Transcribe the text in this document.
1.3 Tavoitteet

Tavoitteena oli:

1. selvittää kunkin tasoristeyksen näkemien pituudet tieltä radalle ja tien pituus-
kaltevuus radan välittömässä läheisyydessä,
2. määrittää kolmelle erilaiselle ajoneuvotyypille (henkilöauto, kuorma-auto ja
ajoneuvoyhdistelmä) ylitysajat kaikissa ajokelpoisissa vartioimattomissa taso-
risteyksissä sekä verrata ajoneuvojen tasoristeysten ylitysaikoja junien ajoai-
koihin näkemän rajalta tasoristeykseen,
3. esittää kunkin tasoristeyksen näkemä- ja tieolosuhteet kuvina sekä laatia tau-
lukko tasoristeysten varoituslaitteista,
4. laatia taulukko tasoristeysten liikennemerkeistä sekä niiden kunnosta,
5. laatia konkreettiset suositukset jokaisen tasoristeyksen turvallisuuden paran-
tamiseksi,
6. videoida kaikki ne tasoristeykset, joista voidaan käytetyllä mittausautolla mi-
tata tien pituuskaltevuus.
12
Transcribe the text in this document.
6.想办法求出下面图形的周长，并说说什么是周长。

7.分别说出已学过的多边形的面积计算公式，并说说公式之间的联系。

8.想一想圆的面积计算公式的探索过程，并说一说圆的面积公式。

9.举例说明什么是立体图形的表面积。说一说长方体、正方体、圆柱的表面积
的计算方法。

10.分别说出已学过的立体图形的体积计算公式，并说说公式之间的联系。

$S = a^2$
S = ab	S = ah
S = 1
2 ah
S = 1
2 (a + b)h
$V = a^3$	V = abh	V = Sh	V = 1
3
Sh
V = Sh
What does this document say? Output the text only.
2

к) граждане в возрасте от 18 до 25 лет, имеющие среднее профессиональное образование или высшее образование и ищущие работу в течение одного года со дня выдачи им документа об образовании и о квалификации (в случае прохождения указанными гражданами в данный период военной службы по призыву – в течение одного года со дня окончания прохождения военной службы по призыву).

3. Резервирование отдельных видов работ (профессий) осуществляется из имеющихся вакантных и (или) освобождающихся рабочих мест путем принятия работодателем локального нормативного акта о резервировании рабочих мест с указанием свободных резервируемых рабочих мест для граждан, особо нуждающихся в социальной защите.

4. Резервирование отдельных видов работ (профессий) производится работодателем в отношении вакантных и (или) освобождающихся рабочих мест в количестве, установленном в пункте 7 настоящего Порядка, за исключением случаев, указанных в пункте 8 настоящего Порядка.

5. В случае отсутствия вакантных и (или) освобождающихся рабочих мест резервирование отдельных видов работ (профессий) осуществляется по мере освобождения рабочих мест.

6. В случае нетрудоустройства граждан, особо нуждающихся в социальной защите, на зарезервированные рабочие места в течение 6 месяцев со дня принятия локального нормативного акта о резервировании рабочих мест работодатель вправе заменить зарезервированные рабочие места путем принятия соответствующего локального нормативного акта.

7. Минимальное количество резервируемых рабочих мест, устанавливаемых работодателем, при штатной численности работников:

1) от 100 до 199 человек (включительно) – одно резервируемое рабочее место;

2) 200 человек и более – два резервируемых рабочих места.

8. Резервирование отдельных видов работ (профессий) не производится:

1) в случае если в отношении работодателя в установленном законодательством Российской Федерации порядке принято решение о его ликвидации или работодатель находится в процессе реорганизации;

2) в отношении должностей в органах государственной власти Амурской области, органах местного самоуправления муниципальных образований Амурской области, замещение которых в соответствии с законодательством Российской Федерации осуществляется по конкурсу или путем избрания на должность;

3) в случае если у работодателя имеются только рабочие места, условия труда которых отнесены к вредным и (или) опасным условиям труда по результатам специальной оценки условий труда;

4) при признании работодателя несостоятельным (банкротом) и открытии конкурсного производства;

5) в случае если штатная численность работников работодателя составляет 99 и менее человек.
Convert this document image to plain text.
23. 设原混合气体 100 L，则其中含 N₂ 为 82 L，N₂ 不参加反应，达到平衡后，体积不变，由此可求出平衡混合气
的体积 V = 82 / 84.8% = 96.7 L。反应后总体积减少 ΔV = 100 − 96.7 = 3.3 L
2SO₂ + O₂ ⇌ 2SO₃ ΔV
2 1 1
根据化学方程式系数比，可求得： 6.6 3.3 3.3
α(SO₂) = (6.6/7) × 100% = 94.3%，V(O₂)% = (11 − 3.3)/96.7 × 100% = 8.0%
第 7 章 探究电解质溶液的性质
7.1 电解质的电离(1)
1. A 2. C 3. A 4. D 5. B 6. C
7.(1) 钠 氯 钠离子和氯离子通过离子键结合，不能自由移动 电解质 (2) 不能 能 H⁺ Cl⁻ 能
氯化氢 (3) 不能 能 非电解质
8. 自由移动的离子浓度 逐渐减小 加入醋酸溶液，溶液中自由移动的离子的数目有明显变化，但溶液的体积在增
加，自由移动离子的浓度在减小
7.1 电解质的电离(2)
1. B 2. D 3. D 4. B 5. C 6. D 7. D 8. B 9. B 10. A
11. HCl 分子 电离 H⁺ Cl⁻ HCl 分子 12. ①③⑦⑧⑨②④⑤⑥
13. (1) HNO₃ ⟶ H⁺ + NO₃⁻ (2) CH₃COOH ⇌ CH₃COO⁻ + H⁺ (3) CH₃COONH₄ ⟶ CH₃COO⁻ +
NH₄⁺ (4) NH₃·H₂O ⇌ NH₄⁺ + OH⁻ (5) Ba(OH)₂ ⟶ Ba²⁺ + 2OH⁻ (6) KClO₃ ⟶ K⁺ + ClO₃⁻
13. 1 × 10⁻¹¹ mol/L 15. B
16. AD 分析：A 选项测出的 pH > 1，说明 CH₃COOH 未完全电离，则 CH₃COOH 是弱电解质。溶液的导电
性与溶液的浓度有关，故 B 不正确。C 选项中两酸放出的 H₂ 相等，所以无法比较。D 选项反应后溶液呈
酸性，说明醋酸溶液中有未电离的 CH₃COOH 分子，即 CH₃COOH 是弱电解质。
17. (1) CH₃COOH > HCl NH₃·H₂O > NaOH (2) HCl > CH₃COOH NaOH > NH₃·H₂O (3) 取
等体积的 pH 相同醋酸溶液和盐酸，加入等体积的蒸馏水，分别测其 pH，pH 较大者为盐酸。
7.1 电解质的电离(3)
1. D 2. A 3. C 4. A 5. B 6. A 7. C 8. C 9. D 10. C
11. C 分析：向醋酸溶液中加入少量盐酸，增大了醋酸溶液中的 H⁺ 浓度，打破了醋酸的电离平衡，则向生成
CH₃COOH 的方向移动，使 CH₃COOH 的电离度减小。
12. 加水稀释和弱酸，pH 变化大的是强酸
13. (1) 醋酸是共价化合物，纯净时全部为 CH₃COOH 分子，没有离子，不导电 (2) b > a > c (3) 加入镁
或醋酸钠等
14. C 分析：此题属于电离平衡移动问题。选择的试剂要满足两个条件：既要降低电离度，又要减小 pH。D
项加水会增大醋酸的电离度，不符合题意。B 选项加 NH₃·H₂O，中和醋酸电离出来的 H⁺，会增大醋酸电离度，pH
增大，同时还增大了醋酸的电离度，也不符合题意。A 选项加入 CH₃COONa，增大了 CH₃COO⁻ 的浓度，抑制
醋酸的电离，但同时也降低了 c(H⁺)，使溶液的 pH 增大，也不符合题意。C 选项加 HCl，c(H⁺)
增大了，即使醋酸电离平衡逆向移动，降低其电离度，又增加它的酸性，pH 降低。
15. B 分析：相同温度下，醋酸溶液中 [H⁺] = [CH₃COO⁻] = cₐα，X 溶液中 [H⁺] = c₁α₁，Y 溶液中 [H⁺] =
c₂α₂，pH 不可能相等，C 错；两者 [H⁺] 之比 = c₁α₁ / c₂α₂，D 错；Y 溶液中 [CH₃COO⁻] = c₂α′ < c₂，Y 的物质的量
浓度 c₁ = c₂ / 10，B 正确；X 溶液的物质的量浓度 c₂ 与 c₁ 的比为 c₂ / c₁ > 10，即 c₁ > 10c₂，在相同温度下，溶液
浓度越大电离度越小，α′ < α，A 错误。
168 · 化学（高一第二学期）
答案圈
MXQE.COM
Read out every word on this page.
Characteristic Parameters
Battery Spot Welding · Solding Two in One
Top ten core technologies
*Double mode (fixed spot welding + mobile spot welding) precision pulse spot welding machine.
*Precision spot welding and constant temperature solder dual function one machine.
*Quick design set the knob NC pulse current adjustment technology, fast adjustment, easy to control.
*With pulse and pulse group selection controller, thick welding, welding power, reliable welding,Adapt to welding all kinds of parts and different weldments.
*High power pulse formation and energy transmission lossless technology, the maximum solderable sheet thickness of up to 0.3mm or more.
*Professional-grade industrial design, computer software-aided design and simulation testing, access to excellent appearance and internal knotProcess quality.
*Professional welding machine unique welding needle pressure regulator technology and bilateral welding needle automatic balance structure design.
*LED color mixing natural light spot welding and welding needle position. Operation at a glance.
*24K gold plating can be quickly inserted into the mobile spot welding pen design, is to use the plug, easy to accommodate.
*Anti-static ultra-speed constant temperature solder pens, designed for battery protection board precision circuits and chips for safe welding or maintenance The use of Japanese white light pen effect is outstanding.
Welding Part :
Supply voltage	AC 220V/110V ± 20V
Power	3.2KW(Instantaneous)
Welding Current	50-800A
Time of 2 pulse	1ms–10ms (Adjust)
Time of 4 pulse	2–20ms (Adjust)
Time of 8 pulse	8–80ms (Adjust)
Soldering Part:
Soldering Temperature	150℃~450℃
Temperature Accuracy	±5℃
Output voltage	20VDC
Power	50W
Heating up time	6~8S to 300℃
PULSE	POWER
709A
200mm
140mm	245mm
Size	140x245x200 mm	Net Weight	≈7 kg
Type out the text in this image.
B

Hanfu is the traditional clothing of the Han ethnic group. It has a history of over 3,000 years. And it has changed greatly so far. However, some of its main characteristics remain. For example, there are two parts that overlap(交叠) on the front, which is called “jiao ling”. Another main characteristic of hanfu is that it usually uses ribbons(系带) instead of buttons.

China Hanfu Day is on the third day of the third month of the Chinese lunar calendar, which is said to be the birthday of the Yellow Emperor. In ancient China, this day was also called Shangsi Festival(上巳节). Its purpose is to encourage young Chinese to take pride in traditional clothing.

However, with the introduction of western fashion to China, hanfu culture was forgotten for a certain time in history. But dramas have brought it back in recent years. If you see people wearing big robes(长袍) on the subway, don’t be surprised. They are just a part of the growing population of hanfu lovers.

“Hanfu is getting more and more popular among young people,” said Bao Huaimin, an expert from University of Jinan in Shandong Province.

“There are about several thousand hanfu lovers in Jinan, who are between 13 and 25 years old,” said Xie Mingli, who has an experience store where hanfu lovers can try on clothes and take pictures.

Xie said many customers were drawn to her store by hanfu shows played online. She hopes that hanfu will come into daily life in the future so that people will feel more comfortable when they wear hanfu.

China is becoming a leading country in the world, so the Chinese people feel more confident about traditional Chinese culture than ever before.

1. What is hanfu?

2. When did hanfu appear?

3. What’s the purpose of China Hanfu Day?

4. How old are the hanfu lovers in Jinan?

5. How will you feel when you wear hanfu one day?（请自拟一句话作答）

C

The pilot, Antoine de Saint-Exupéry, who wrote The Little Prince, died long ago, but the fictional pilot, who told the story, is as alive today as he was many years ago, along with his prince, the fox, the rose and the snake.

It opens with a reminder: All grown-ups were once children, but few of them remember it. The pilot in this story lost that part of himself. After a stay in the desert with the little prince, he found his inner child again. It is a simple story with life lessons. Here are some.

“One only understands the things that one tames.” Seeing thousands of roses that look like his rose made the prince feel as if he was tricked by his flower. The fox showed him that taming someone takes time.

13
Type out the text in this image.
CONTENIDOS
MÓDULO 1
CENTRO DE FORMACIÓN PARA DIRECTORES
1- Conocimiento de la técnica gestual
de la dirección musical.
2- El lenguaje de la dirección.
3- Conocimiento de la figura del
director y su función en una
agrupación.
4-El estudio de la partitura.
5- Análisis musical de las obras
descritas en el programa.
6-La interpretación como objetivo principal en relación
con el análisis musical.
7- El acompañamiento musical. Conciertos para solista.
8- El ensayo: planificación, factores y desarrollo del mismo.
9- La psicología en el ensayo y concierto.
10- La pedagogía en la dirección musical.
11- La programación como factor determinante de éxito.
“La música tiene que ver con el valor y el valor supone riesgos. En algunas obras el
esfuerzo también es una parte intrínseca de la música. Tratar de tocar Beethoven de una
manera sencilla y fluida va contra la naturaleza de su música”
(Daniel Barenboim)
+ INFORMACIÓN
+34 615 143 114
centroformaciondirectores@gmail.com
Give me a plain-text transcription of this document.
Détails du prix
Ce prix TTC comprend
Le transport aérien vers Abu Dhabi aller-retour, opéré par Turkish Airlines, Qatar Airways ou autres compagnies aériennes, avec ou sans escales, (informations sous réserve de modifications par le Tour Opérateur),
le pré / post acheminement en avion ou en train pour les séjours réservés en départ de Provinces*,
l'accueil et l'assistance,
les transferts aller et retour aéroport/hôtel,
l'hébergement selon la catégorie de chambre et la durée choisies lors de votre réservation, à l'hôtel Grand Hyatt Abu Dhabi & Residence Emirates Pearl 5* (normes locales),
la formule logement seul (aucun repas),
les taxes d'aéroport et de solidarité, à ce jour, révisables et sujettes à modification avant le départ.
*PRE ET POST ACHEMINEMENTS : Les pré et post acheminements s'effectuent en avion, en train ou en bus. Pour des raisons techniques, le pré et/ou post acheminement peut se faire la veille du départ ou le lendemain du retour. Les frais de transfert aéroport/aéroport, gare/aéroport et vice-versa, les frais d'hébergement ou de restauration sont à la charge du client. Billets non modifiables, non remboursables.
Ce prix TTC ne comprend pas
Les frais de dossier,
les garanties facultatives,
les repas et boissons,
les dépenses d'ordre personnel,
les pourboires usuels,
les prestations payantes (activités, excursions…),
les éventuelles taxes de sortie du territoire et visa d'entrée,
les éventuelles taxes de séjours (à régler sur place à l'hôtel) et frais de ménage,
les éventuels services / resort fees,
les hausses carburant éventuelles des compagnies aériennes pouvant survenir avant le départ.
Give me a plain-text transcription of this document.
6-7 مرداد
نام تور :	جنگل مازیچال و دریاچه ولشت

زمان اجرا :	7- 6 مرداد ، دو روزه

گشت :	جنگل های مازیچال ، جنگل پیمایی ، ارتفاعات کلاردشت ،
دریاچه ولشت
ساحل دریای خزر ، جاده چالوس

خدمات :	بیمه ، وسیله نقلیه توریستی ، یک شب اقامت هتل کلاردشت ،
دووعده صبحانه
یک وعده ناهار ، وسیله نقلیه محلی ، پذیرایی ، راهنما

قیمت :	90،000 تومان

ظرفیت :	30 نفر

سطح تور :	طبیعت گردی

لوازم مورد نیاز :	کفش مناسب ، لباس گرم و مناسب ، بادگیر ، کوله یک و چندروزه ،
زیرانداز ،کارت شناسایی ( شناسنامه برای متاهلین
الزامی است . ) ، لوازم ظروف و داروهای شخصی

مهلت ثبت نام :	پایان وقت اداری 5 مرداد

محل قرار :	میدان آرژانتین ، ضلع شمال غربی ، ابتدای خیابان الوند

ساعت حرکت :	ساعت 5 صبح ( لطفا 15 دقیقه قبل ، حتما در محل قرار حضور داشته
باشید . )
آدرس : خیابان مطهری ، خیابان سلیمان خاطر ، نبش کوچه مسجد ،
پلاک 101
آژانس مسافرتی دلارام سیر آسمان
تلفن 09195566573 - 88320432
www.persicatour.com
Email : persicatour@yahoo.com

=======

▸ **Stated problem**: Your task is to gather all lines from the entries above that hold the word "并说说公式之间的联系".

▸ **Written reply**:
7.分别说出已学过的多边形的面积计算公式，并说说公式之间的联系。
10.分别说出已学过的立体图形的体积计算公式，并说说公式之间的联系。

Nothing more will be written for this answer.